### Goal of the exercise
The records that follow must be reproduced in full, exactly as written.

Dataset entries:
•••

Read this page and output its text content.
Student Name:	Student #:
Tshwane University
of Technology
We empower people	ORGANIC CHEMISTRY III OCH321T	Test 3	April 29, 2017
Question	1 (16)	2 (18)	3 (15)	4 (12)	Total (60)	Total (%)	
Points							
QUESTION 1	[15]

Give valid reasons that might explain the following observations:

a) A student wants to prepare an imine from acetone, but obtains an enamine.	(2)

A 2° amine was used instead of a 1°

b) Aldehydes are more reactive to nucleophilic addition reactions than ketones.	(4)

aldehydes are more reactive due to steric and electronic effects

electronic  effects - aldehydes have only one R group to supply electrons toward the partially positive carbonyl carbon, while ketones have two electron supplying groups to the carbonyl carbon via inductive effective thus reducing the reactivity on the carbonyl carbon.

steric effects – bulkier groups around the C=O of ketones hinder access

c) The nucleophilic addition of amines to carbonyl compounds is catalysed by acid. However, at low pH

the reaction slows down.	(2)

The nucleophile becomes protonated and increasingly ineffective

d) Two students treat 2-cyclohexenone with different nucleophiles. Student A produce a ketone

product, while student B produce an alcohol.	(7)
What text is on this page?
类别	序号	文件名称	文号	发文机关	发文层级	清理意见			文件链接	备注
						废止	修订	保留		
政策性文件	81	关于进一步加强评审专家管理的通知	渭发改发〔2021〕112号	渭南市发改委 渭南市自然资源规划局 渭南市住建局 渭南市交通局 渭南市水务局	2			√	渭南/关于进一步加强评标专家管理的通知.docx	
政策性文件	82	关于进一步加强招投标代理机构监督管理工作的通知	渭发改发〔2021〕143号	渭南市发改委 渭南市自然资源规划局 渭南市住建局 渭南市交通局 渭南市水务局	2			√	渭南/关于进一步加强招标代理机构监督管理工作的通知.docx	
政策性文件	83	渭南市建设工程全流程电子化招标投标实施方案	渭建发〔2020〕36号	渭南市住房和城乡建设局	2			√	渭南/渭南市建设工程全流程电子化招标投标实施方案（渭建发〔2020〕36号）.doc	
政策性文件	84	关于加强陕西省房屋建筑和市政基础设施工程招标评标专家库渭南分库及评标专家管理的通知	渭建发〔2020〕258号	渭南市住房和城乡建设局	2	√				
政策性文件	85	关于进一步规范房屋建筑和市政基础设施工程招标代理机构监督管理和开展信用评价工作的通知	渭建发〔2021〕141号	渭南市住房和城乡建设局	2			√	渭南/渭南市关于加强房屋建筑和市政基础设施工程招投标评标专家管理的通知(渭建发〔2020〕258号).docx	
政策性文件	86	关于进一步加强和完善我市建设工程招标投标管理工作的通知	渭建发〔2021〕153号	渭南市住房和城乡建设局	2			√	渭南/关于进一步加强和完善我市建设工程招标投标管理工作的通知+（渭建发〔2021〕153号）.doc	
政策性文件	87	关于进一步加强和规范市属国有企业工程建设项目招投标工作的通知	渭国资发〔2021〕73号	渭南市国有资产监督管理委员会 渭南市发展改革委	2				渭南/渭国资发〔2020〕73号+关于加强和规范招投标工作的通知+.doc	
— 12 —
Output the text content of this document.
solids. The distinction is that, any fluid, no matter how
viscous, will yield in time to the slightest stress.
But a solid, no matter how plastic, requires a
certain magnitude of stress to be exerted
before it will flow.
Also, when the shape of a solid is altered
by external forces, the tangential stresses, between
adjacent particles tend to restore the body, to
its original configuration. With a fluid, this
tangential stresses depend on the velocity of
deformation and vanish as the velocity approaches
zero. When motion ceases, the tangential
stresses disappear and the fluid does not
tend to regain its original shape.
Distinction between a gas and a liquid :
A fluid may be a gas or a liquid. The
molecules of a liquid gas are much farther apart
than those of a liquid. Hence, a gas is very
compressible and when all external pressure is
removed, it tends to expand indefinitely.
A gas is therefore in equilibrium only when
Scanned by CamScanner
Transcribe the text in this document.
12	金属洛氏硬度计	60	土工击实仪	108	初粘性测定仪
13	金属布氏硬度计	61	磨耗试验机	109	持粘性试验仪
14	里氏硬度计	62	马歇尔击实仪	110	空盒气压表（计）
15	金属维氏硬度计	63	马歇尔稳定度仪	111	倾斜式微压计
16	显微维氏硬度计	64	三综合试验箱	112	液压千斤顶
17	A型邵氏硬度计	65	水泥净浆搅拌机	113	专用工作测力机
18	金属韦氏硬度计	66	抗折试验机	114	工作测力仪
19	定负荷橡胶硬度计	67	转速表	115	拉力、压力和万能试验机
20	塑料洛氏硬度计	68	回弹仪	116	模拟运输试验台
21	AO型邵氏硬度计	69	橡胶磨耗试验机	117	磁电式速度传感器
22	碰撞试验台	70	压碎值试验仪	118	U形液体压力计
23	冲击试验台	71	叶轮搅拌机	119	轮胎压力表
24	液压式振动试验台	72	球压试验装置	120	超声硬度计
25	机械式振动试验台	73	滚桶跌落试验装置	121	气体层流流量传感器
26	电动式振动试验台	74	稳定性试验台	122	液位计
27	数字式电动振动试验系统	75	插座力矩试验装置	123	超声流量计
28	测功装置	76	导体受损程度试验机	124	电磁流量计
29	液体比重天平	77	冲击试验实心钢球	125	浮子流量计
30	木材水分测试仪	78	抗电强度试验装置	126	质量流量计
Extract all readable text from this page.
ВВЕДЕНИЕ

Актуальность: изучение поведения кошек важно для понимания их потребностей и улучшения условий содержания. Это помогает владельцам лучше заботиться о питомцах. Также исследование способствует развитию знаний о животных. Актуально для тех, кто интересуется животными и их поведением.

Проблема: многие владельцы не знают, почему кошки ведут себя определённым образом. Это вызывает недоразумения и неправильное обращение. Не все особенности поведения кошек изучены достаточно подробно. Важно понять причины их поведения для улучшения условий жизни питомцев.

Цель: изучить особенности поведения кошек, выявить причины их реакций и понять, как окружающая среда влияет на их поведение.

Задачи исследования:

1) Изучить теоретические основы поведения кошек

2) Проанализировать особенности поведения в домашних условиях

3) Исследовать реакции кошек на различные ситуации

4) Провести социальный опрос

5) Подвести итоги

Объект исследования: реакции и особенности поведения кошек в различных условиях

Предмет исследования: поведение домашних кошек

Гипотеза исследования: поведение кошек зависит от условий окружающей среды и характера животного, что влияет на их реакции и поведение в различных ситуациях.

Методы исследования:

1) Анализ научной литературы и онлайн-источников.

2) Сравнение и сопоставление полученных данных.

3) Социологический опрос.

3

•••

### Finished answer
Read this page and output its text content.
Student Name:	Student #:
Tshwane University
of Technology
We empower people	ORGANIC CHEMISTRY III OCH321T	Test 3	April 29, 2017
Question	1 (16)	2 (18)	3 (15)	4 (12)	Total (60)	Total (%)	
Points							
QUESTION 1	[15]

Give valid reasons that might explain the following observations:

a) A student wants to prepare an imine from acetone, but obtains an enamine.	(2)

A 2° amine was used instead of a 1°

b) Aldehydes are more reactive to nucleophilic addition reactions than ketones.	(4)

aldehydes are more reactive due to steric and electronic effects

electronic  effects - aldehydes have only one R group to supply electrons toward the partially positive carbonyl carbon, while ketones have two electron supplying groups to the carbonyl carbon via inductive effective thus reducing the reactivity on the carbonyl carbon.

steric effects – bulkier groups around the C=O of ketones hinder access

c) The nucleophilic addition of amines to carbonyl compounds is catalysed by acid. However, at low pH

the reaction slows down.	(2)

The nucleophile becomes protonated and increasingly ineffective

d) Two students treat 2-cyclohexenone with different nucleophiles. Student A produce a ketone

product, while student B produce an alcohol.	(7)
What text is on this page?
类别	序号	文件名称	文号	发文机关	发文层级	清理意见			文件链接	备注
						废止	修订	保留		
政策性文件	81	关于进一步加强评审专家管理的通知	渭发改发〔2021〕112号	渭南市发改委 渭南市自然资源规划局 渭南市住建局 渭南市交通局 渭南市水务局	2			√	渭南/关于进一步加强评标专家管理的通知.docx	
政策性文件	82	关于进一步加强招投标代理机构监督管理工作的通知	渭发改发〔2021〕143号	渭南市发改委 渭南市自然资源规划局 渭南市住建局 渭南市交通局 渭南市水务局	2			√	渭南/关于进一步加强招标代理机构监督管理工作的通知.docx	
政策性文件	83	渭南市建设工程全流程电子化招标投标实施方案	渭建发〔2020〕36号	渭南市住房和城乡建设局	2			√	渭南/渭南市建设工程全流程电子化招标投标实施方案（渭建发〔2020〕36号）.doc	
政策性文件	84	关于加强陕西省房屋建筑和市政基础设施工程招标评标专家库渭南分库及评标专家管理的通知	渭建发〔2020〕258号	渭南市住房和城乡建设局	2	√				
政策性文件	85	关于进一步规范房屋建筑和市政基础设施工程招标代理机构监督管理和开展信用评价工作的通知	渭建发〔2021〕141号	渭南市住房和城乡建设局	2			√	渭南/渭南市关于加强房屋建筑和市政基础设施工程招投标评标专家管理的通知(渭建发〔2020〕258号).docx	
政策性文件	86	关于进一步加强和完善我市建设工程招标投标管理工作的通知	渭建发〔2021〕153号	渭南市住房和城乡建设局	2			√	渭南/关于进一步加强和完善我市建设工程招标投标管理工作的通知+（渭建发〔2021〕153号）.doc	
政策性文件	87	关于进一步加强和规范市属国有企业工程建设项目招投标工作的通知	渭国资发〔2021〕73号	渭南市国有资产监督管理委员会 渭南市发展改革委	2				渭南/渭国资发〔2020〕73号+关于加强和规范招投标工作的通知+.doc	
— 12 —
Output the text content of this document.
solids. The distinction is that, any fluid, no matter how
viscous, will yield in time to the slightest stress.
But a solid, no matter how plastic, requires a
certain magnitude of stress to be exerted
before it will flow.
Also, when the shape of a solid is altered
by external forces, the tangential stresses, between
adjacent particles tend to restore the body, to
its original configuration. With a fluid, this
tangential stresses depend on the velocity of
deformation and vanish as the velocity approaches
zero. When motion ceases, the tangential
stresses disappear and the fluid does not
tend to regain its original shape.
Distinction between a gas and a liquid :
A fluid may be a gas or a liquid. The
molecules of a liquid gas are much farther apart
than those of a liquid. Hence, a gas is very
compressible and when all external pressure is
removed, it tends to expand indefinitely.
A gas is therefore in equilibrium only when
Scanned by CamScanner
Transcribe the text in this document.
12	金属洛氏硬度计	60	土工击实仪	108	初粘性测定仪
13	金属布氏硬度计	61	磨耗试验机	109	持粘性试验仪
14	里氏硬度计	62	马歇尔击实仪	110	空盒气压表（计）
15	金属维氏硬度计	63	马歇尔稳定度仪	111	倾斜式微压计
16	显微维氏硬度计	64	三综合试验箱	112	液压千斤顶
17	A型邵氏硬度计	65	水泥净浆搅拌机	113	专用工作测力机
18	金属韦氏硬度计	66	抗折试验机	114	工作测力仪
19	定负荷橡胶硬度计	67	转速表	115	拉力、压力和万能试验机
20	塑料洛氏硬度计	68	回弹仪	116	模拟运输试验台
21	AO型邵氏硬度计	69	橡胶磨耗试验机	117	磁电式速度传感器
22	碰撞试验台	70	压碎值试验仪	118	U形液体压力计
23	冲击试验台	71	叶轮搅拌机	119	轮胎压力表
24	液压式振动试验台	72	球压试验装置	120	超声硬度计
25	机械式振动试验台	73	滚桶跌落试验装置	121	气体层流流量传感器
26	电动式振动试验台	74	稳定性试验台	122	液位计
27	数字式电动振动试验系统	75	插座力矩试验装置	123	超声流量计
28	测功装置	76	导体受损程度试验机	124	电磁流量计
29	液体比重天平	77	冲击试验实心钢球	125	浮子流量计
30	木材水分测试仪	78	抗电强度试验装置	126	质量流量计
Extract all readable text from this page.
ВВЕДЕНИЕ

Актуальность: изучение поведения кошек важно для понимания их потребностей и улучшения условий содержания. Это помогает владельцам лучше заботиться о питомцах. Также исследование способствует развитию знаний о животных. Актуально для тех, кто интересуется животными и их поведением.

Проблема: многие владельцы не знают, почему кошки ведут себя определённым образом. Это вызывает недоразумения и неправильное обращение. Не все особенности поведения кошек изучены достаточно подробно. Важно понять причины их поведения для улучшения условий жизни питомцев.

Цель: изучить особенности поведения кошек, выявить причины их реакций и понять, как окружающая среда влияет на их поведение.

Задачи исследования:

1) Изучить теоретические основы поведения кошек

2) Проанализировать особенности поведения в домашних условиях

3) Исследовать реакции кошек на различные ситуации

4) Провести социальный опрос

5) Подвести итоги

Объект исследования: реакции и особенности поведения кошек в различных условиях

Предмет исследования: поведение домашних кошек

Гипотеза исследования: поведение кошек зависит от условий окружающей среды и характера животного, что влияет на их реакции и поведение в различных ситуациях.

Методы исследования:

1) Анализ научной литературы и онлайн-источников.

2) Сравнение и сопоставление полученных данных.

3) Социологический опрос.

3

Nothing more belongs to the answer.